Data for this exercise:
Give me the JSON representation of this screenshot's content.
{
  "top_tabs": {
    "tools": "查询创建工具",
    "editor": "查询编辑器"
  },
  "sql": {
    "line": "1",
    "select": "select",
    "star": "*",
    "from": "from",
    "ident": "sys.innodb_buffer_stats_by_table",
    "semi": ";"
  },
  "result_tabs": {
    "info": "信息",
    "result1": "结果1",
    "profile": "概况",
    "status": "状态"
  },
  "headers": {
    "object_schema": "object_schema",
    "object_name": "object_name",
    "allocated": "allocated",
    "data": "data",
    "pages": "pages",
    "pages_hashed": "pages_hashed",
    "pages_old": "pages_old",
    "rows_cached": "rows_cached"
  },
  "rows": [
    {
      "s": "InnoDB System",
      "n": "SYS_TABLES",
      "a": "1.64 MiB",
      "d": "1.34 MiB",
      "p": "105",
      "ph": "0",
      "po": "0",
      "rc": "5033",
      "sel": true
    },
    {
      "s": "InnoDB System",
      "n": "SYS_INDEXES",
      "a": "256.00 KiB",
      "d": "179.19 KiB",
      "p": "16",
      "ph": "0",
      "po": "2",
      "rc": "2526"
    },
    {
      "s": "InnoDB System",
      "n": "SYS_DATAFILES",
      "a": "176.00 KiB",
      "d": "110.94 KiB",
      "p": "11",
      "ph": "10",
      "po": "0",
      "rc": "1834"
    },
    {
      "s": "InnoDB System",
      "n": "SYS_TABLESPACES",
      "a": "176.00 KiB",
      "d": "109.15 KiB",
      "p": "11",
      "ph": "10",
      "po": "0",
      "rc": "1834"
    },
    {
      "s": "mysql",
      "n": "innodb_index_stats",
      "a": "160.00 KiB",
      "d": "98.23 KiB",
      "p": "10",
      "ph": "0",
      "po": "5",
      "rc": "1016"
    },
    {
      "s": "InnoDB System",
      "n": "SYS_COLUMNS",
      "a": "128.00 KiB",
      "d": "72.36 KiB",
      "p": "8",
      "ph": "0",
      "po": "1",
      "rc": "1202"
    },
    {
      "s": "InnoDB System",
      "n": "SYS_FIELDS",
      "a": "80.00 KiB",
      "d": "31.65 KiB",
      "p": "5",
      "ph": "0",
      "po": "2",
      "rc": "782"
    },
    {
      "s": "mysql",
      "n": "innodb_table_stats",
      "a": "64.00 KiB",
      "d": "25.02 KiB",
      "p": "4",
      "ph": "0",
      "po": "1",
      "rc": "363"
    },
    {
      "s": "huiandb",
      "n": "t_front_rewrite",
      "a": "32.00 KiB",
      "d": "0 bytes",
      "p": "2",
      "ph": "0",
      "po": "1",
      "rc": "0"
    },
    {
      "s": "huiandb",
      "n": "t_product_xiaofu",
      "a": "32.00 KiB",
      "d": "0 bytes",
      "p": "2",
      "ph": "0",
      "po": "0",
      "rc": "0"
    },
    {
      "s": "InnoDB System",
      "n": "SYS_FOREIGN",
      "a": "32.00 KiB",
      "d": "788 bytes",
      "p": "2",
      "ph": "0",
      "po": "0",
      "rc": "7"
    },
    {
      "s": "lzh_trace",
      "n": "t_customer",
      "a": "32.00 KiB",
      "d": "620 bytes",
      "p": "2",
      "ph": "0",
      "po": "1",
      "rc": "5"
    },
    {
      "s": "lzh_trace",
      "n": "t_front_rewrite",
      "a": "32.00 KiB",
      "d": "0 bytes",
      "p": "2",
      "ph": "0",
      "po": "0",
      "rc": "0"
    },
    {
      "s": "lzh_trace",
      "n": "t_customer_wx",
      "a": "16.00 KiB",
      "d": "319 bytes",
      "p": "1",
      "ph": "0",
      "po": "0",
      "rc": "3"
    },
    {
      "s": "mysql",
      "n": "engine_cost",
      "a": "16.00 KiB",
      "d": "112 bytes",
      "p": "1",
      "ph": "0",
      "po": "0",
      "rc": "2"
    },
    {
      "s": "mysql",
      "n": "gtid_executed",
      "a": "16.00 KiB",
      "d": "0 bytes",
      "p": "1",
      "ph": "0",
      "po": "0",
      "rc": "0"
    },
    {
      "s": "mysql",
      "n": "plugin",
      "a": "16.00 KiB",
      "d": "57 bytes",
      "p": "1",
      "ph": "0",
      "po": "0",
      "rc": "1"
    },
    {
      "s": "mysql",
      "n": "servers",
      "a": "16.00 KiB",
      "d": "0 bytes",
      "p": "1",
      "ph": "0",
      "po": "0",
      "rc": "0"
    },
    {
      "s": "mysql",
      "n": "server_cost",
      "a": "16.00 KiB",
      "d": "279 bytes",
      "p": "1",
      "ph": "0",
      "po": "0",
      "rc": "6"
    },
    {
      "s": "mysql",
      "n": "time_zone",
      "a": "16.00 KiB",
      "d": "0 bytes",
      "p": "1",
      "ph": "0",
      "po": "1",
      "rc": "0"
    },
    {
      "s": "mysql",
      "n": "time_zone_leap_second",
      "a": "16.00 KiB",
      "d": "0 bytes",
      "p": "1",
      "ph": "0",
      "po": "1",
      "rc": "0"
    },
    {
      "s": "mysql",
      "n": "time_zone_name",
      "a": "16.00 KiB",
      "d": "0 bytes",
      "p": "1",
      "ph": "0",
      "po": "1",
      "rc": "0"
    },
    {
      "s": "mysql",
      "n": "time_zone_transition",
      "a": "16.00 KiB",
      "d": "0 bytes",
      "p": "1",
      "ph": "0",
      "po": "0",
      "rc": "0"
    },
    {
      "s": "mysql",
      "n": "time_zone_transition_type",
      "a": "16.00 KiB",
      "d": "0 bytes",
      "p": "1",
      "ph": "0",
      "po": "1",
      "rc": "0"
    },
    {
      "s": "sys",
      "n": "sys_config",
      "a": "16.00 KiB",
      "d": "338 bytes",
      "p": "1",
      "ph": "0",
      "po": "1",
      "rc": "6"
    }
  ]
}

Short problem: Extract all of the data above and output it character for character.

Written answer:
Give me the JSON representation of this screenshot's content.
{
  "top_tabs": {
    "tools": "查询创建工具",
    "editor": "查询编辑器"
  },
  "sql": {
    "line": "1",
    "select": "select",
    "star": "*",
    "from": "from",
    "ident": "sys.innodb_buffer_stats_by_table",
    "semi": ";"
  },
  "result_tabs": {
    "info": "信息",
    "result1": "结果1",
    "profile": "概况",
    "status": "状态"
  },
  "headers": {
    "object_schema": "object_schema",
    "object_name": "object_name",
    "allocated": "allocated",
    "data": "data",
    "pages": "pages",
    "pages_hashed": "pages_hashed",
    "pages_old": "pages_old",
    "rows_cached": "rows_cached"
  },
  "rows": [
    {
      "s": "InnoDB System",
      "n": "SYS_TABLES",
      "a": "1.64 MiB",
      "d": "1.34 MiB",
      "p": "105",
      "ph": "0",
      "po": "0",
      "rc": "5033",
      "sel": true
    },
    {
      "s": "InnoDB System",
      "n": "SYS_INDEXES",
      "a": "256.00 KiB",
      "d": "179.19 KiB",
      "p": "16",
      "ph": "0",
      "po": "2",
      "rc": "2526"
    },
    {
      "s": "InnoDB System",
      "n": "SYS_DATAFILES",
      "a": "176.00 KiB",
      "d": "110.94 KiB",
      "p": "11",
      "ph": "10",
      "po": "0",
      "rc": "1834"
    },
    {
      "s": "InnoDB System",
      "n": "SYS_TABLESPACES",
      "a": "176.00 KiB",
      "d": "109.15 KiB",
      "p": "11",
      "ph": "10",
      "po": "0",
      "rc": "1834"
    },
    {
      "s": "mysql",
      "n": "innodb_index_stats",
      "a": "160.00 KiB",
      "d": "98.23 KiB",
      "p": "10",
      "ph": "0",
      "po": "5",
      "rc": "1016"
    },
    {
      "s": "InnoDB System",
      "n": "SYS_COLUMNS",
      "a": "128.00 KiB",
      "d": "72.36 KiB",
      "p": "8",
      "ph": "0",
      "po": "1",
      "rc": "1202"
    },
    {
      "s": "InnoDB System",
      "n": "SYS_FIELDS",
      "a": "80.00 KiB",
      "d": "31.65 KiB",
      "p": "5",
      "ph": "0",
      "po": "2",
      "rc": "782"
    },
    {
      "s": "mysql",
      "n": "innodb_table_stats",
      "a": "64.00 KiB",
      "d": "25.02 KiB",
      "p": "4",
      "ph": "0",
      "po": "1",
      "rc": "363"
    },
    {
      "s": "huiandb",
      "n": "t_front_rewrite",
      "a": "32.00 KiB",
      "d": "0 bytes",
      "p": "2",
      "ph": "0",
      "po": "1",
      "rc": "0"
    },
    {
      "s": "huiandb",
      "n": "t_product_xiaofu",
      "a": "32.00 KiB",
      "d": "0 bytes",
      "p": "2",
      "ph": "0",
      "po": "0",
      "rc": "0"
    },
    {
      "s": "InnoDB System",
      "n": "SYS_FOREIGN",
      "a": "32.00 KiB",
      "d": "788 bytes",
      "p": "2",
      "ph": "0",
      "po": "0",
      "rc": "7"
    },
    {
      "s": "lzh_trace",
      "n": "t_customer",
      "a": "32.00 KiB",
      "d": "620 bytes",
      "p": "2",
      "ph": "0",
      "po": "1",
      "rc": "5"
    },
    {
      "s": "lzh_trace",
      "n": "t_front_rewrite",
      "a": "32.00 KiB",
      "d": "0 bytes",
      "p": "2",
      "ph": "0",
      "po": "0",
      "rc": "0"
    },
    {
      "s": "lzh_trace",
      "n": "t_customer_wx",
      "a": "16.00 KiB",
      "d": "319 bytes",
      "p": "1",
      "ph": "0",
      "po": "0",
      "rc": "3"
    },
    {
      "s": "mysql",
      "n": "engine_cost",
      "a": "16.00 KiB",
      "d": "112 bytes",
      "p": "1",
      "ph": "0",
      "po": "0",
      "rc": "2"
    },
    {
      "s": "mysql",
      "n": "gtid_executed",
      "a": "16.00 KiB",
      "d": "0 bytes",
      "p": "1",
      "ph": "0",
      "po": "0",
      "rc": "0"
    },
    {
      "s": "mysql",
      "n": "plugin",
      "a": "16.00 KiB",
      "d": "57 bytes",
      "p": "1",
      "ph": "0",
      "po": "0",
      "rc": "1"
    },
    {
      "s": "mysql",
      "n": "servers",
      "a": "16.00 KiB",
      "d": "0 bytes",
      "p": "1",
      "ph": "0",
      "po": "0",
      "rc": "0"
    },
    {
      "s": "mysql",
      "n": "server_cost",
      "a": "16.00 KiB",
      "d": "279 bytes",
      "p": "1",
      "ph": "0",
      "po": "0",
      "rc": "6"
    },
    {
      "s": "mysql",
      "n": "time_zone",
      "a": "16.00 KiB",
      "d": "0 bytes",
      "p": "1",
      "ph": "0",
      "po": "1",
      "rc": "0"
    },
    {
      "s": "mysql",
      "n": "time_zone_leap_second",
      "a": "16.00 KiB",
      "d": "0 bytes",
      "p": "1",
      "ph": "0",
      "po": "1",
      "rc": "0"
    },
    {
      "s": "mysql",
      "n": "time_zone_name",
      "a": "16.00 KiB",
      "d": "0 bytes",
      "p": "1",
      "ph": "0",
      "po": "1",
      "rc": "0"
    },
    {
      "s": "mysql",
      "n": "time_zone_transition",
      "a": "16.00 KiB",
      "d": "0 bytes",
      "p": "1",
      "ph": "0",
      "po": "0",
      "rc": "0"
    },
    {
      "s": "mysql",
      "n": "time_zone_transition_type",
      "a": "16.00 KiB",
      "d": "0 bytes",
      "p": "1",
      "ph": "0",
      "po": "1",
      "rc": "0"
    },
    {
      "s": "sys",
      "n": "sys_config",
      "a": "16.00 KiB",
      "d": "338 bytes",
      "p": "1",
      "ph": "0",
      "po": "1",
      "rc": "6"
    }
  ]
}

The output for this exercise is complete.